### Exercise task
Where the string "scroll" occurs in the material below, report the whole line.

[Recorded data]
* * * * * * * * *

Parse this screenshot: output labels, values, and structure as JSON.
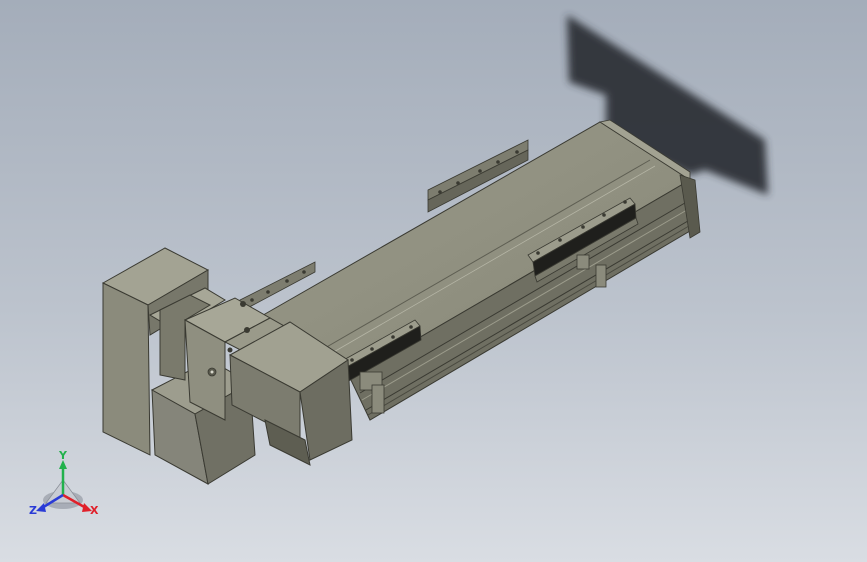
{
  "viewport": {
    "background_top": "#a4adba",
    "background_bottom": "#d9dde3"
  },
  "model": {
    "description_icon": "linear-actuator-motor-module",
    "body_color": "#8a8a7c",
    "body_dark": "#5e5e52",
    "body_light": "#a7a797",
    "shadow_color": "#2f3238"
  },
  "triad": {
    "y_label": "Y",
    "x_label": "X",
    "z_label": "Z",
    "y_color": "#22b14c",
    "x_color": "#e0202a",
    "z_color": "#2a3bd6"
  }
}
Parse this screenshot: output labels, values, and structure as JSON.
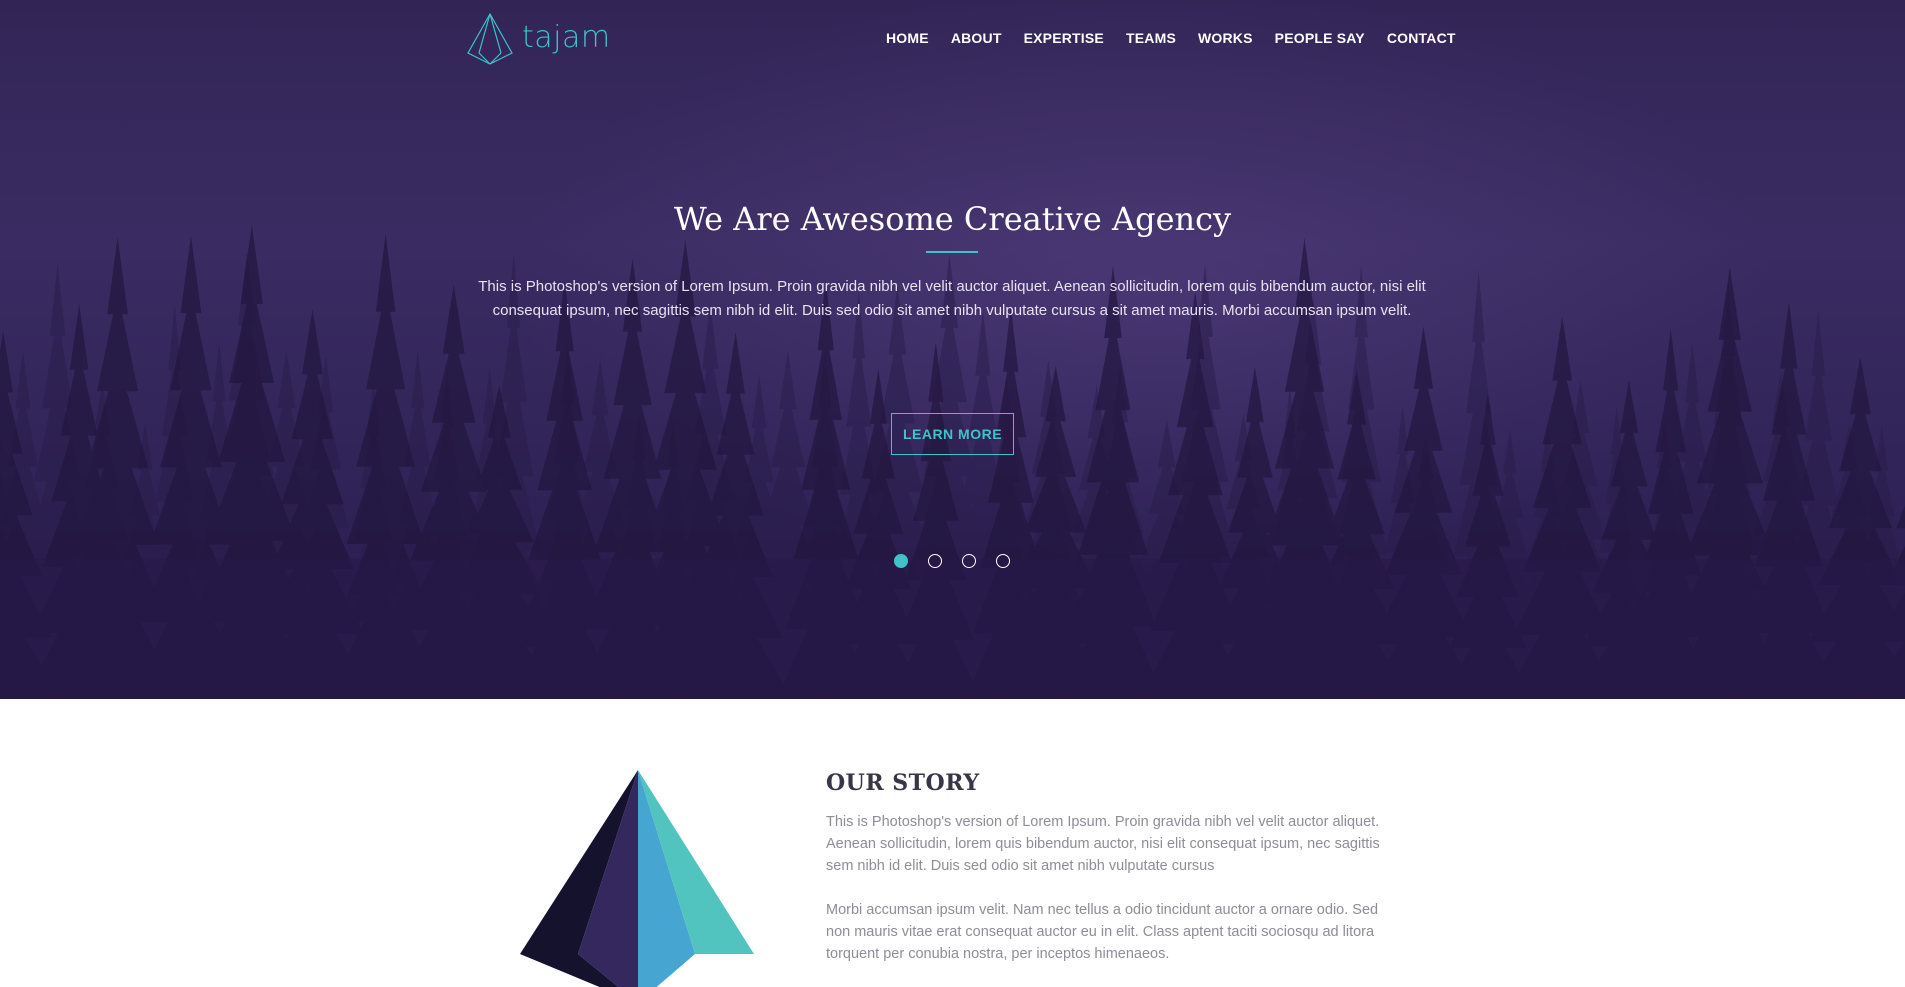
{
  "brand": {
    "name": "tajam",
    "icon": "paper-plane-pyramid-icon",
    "accent": "#3ec3c9"
  },
  "nav": {
    "items": [
      {
        "label": "HOME"
      },
      {
        "label": "ABOUT"
      },
      {
        "label": "EXPERTISE"
      },
      {
        "label": "TEAMS"
      },
      {
        "label": "WORKS"
      },
      {
        "label": "PEOPLE SAY"
      },
      {
        "label": "CONTACT"
      }
    ]
  },
  "hero": {
    "title": "We Are Awesome Creative Agency",
    "text": "This is Photoshop's version of Lorem Ipsum. Proin gravida nibh vel velit auctor aliquet. Aenean sollicitudin, lorem quis bibendum auctor, nisi elit consequat ipsum, nec sagittis sem nibh id elit. Duis sed odio sit amet nibh vulputate cursus a sit amet mauris. Morbi accumsan ipsum velit.",
    "button_label": "LEARN MORE",
    "slides": {
      "count": 4,
      "active": 1
    },
    "background": "#322556"
  },
  "story": {
    "title": "OUR STORY",
    "paragraph1": "This is Photoshop's version of Lorem Ipsum. Proin gravida nibh vel velit auctor aliquet. Aenean sollicitudin, lorem quis bibendum auctor, nisi elit consequat ipsum, nec sagittis sem nibh id elit. Duis sed odio sit amet nibh vulputate cursus",
    "paragraph2": "Morbi accumsan ipsum velit. Nam nec tellus a odio tincidunt auctor a ornare odio. Sed non mauris vitae erat consequat auctor eu in elit. Class aptent taciti sociosqu ad litora torquent per conubia nostra, per inceptos himenaeos.",
    "graphic": "paper-plane-pyramid-graphic"
  }
}
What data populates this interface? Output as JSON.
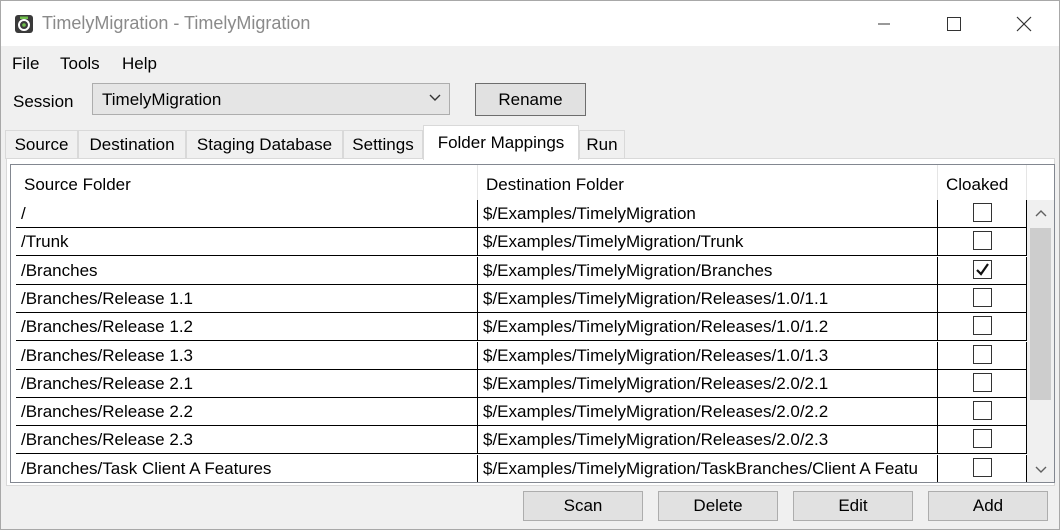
{
  "window": {
    "title": "TimelyMigration - TimelyMigration"
  },
  "menu": {
    "items": [
      "File",
      "Tools",
      "Help"
    ]
  },
  "session": {
    "label": "Session",
    "value": "TimelyMigration",
    "rename_label": "Rename"
  },
  "tabs": [
    {
      "label": "Source",
      "active": false
    },
    {
      "label": "Destination",
      "active": false
    },
    {
      "label": "Staging Database",
      "active": false
    },
    {
      "label": "Settings",
      "active": false
    },
    {
      "label": "Folder Mappings",
      "active": true
    },
    {
      "label": "Run",
      "active": false
    }
  ],
  "grid": {
    "columns": [
      "Source Folder",
      "Destination Folder",
      "Cloaked"
    ],
    "rows": [
      {
        "source": "/",
        "destination": "$/Examples/TimelyMigration",
        "cloaked": false
      },
      {
        "source": "/Trunk",
        "destination": "$/Examples/TimelyMigration/Trunk",
        "cloaked": false
      },
      {
        "source": "/Branches",
        "destination": "$/Examples/TimelyMigration/Branches",
        "cloaked": true
      },
      {
        "source": "/Branches/Release 1.1",
        "destination": "$/Examples/TimelyMigration/Releases/1.0/1.1",
        "cloaked": false
      },
      {
        "source": "/Branches/Release 1.2",
        "destination": "$/Examples/TimelyMigration/Releases/1.0/1.2",
        "cloaked": false
      },
      {
        "source": "/Branches/Release 1.3",
        "destination": "$/Examples/TimelyMigration/Releases/1.0/1.3",
        "cloaked": false
      },
      {
        "source": "/Branches/Release 2.1",
        "destination": "$/Examples/TimelyMigration/Releases/2.0/2.1",
        "cloaked": false
      },
      {
        "source": "/Branches/Release 2.2",
        "destination": "$/Examples/TimelyMigration/Releases/2.0/2.2",
        "cloaked": false
      },
      {
        "source": "/Branches/Release 2.3",
        "destination": "$/Examples/TimelyMigration/Releases/2.0/2.3",
        "cloaked": false
      },
      {
        "source": "/Branches/Task Client A Features",
        "destination": "$/Examples/TimelyMigration/TaskBranches/Client A Featu",
        "cloaked": false
      }
    ]
  },
  "actions": {
    "scan_label": "Scan",
    "delete_label": "Delete",
    "edit_label": "Edit",
    "add_label": "Add"
  },
  "icons": {
    "app": "app-gear-icon",
    "minimize": "minimize-icon",
    "maximize": "maximize-icon",
    "close": "close-icon",
    "dropdown": "chevron-down-icon",
    "check": "checkmark-icon",
    "scroll_up": "scroll-up-arrow-icon",
    "scroll_down": "scroll-down-arrow-icon"
  }
}
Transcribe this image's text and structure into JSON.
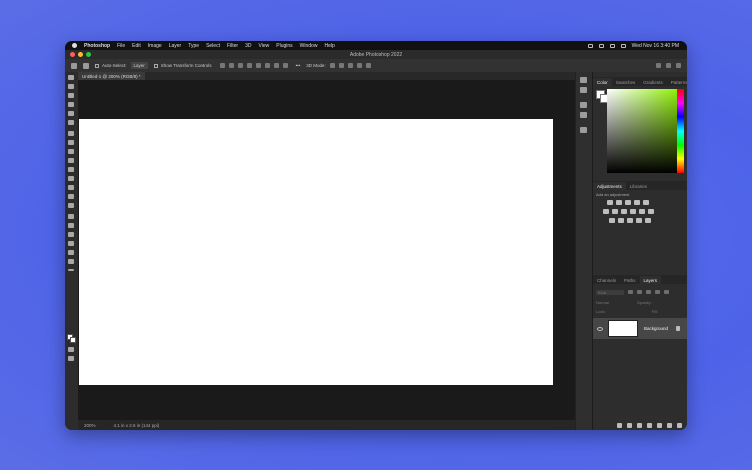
{
  "menubar": {
    "items": [
      "Photoshop",
      "File",
      "Edit",
      "Image",
      "Layer",
      "Type",
      "Select",
      "Filter",
      "3D",
      "View",
      "Plugins",
      "Window",
      "Help"
    ],
    "datetime": "Wed Nov 16 3:40 PM"
  },
  "window": {
    "title": "Adobe Photoshop 2022"
  },
  "options": {
    "auto_select_label": "Auto-Select:",
    "auto_select_value": "Layer",
    "transform_label": "Show Transform Controls",
    "mode_3d": "3D Mode:"
  },
  "document": {
    "tab_title": "Untitled-1 @ 200% (RGB/8) *"
  },
  "status": {
    "zoom": "200%",
    "info": "4.1 in x 2.6 in (144 ppi)"
  },
  "color_panel": {
    "tabs": [
      "Color",
      "Swatches",
      "Gradients",
      "Patterns"
    ],
    "hue_color": "#8cf000"
  },
  "adjustments_panel": {
    "tabs": [
      "Adjustments",
      "Libraries"
    ],
    "add_label": "Add an adjustment"
  },
  "layers_panel": {
    "tabs": [
      "Channels",
      "Paths",
      "Layers"
    ],
    "search_placeholder": "Kind",
    "blend_mode": "Normal",
    "opacity_label": "Opacity:",
    "lock_label": "Lock:",
    "fill_label": "Fill:",
    "layers": [
      {
        "name": "Background"
      }
    ]
  },
  "colors": {
    "accent": "#5a6ff0",
    "canvas": "#ffffff",
    "window_bg": "#1f1f1f"
  }
}
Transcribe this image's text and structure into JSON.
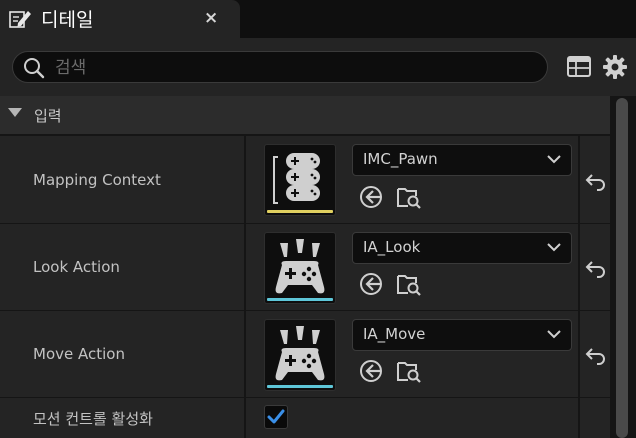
{
  "tab": {
    "title": "디테일",
    "close": "×"
  },
  "search": {
    "placeholder": "검색",
    "value": ""
  },
  "section": {
    "title": "입력"
  },
  "rows": [
    {
      "label": "Mapping Context",
      "asset": "IMC_Pawn",
      "thumb_bar": "#e0d060"
    },
    {
      "label": "Look Action",
      "asset": "IA_Look",
      "thumb_bar": "#5ec6d8"
    },
    {
      "label": "Move Action",
      "asset": "IA_Move",
      "thumb_bar": "#5ec6d8"
    }
  ],
  "motion": {
    "label": "모션 컨트롤 활성화",
    "checked": true
  },
  "colors": {
    "accent": "#3a8fe8",
    "panel": "#242424",
    "background": "#151515"
  },
  "icons": {
    "tab": "pencil-details-icon",
    "search": "search-icon",
    "table": "table-view-icon",
    "settings": "gear-icon",
    "use_asset": "use-selected-asset-icon",
    "browse": "browse-folder-icon",
    "reset": "reset-to-default-icon",
    "dropdown": "chevron-down-icon"
  }
}
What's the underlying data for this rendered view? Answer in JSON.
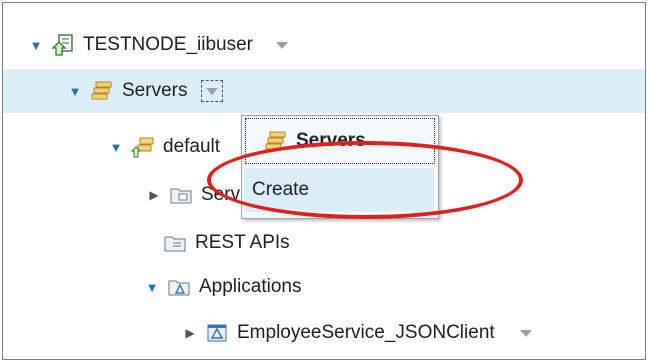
{
  "tree": {
    "node": {
      "label": "TESTNODE_iibuser",
      "icon": "integration-node-icon"
    },
    "servers": {
      "label": "Servers",
      "icon": "servers-icon"
    },
    "default_server": {
      "label": "default",
      "icon": "integration-server-icon"
    },
    "services": {
      "label": "Services",
      "icon": "services-folder-icon"
    },
    "rest_apis": {
      "label": "REST APIs",
      "icon": "rest-apis-icon"
    },
    "applications": {
      "label": "Applications",
      "icon": "applications-icon"
    },
    "employee_service": {
      "label": "EmployeeService_JSONClient",
      "icon": "application-icon"
    }
  },
  "context_menu": {
    "header_label": "Servers",
    "items": [
      "Create"
    ]
  },
  "colors": {
    "selection": "#dceef8",
    "annotation_ring": "#e0201b",
    "twisty": "#2a6fb0"
  }
}
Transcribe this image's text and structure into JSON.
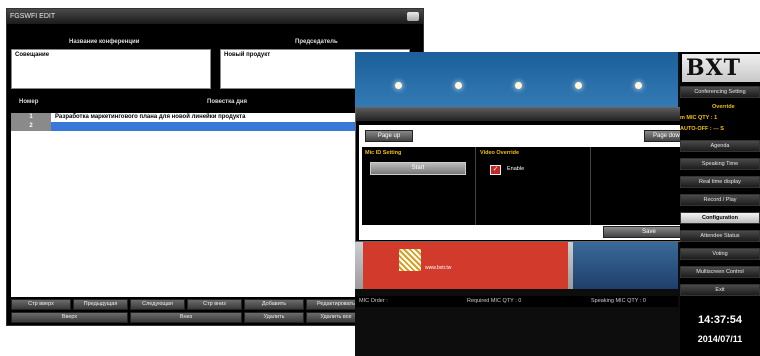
{
  "edit_window": {
    "title": "FGSWFI EDIT",
    "conference_name_header": "Название конференции",
    "presenter_header": "Председатель",
    "conference_name_value": "Совещание",
    "presenter_value": "Новый продукт",
    "number_header": "Номер",
    "agenda_header": "Повестка дня",
    "rows": [
      {
        "num": "1",
        "text": "Разработка маркетингового плана для новой линейки продукта"
      },
      {
        "num": "2",
        "text": ""
      }
    ],
    "buttons_row1": [
      "Стр вверх",
      "Предыдущая",
      "Следующая",
      "Стр вниз",
      "Добавить",
      "Редактировать"
    ],
    "buttons_row2": [
      "Вверх",
      "Вниз",
      "Удалить",
      "Удалить все"
    ]
  },
  "conference": {
    "banner_url": "www.bxtr.tw",
    "config_dialog": {
      "close_glyph": "✕",
      "page_up": "Page up",
      "page_down": "Page down",
      "mic_id_setting": "Mic ID Setting",
      "start": "Start",
      "video_override": "Video Override",
      "enable_check": "✓",
      "enable": "Enable",
      "save": "Save"
    },
    "status": {
      "mic_order": "MIC Order :",
      "required_qty": "Required MIC QTY :  0",
      "speaking_qty": "Speaking MIC QTY :  0"
    },
    "sidebar": {
      "logo": "BXT",
      "top_button": "Conferencing Setting",
      "override": "Override",
      "mic_qty": "m MIC QTY : 1",
      "auto_off": "AUTO-OFF : --- S",
      "menu": [
        "Agenda",
        "Speaking Time",
        "Real time display",
        "Record / Play",
        "Configuration",
        "Attendee Status",
        "Voting",
        "Multiscreen Control",
        "Exit"
      ],
      "active": "Configuration",
      "time": "14:37:54",
      "date": "2014/07/11"
    }
  },
  "colors": {
    "accent_yellow": "#f0c000",
    "selection_blue": "#3a78d8",
    "close_red": "#c43030"
  }
}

* * * * * * * * *

### Written answer
    "scroll_up": "scroll-up-arrow-icon",
    "scroll_down": "scroll-down-arrow-icon"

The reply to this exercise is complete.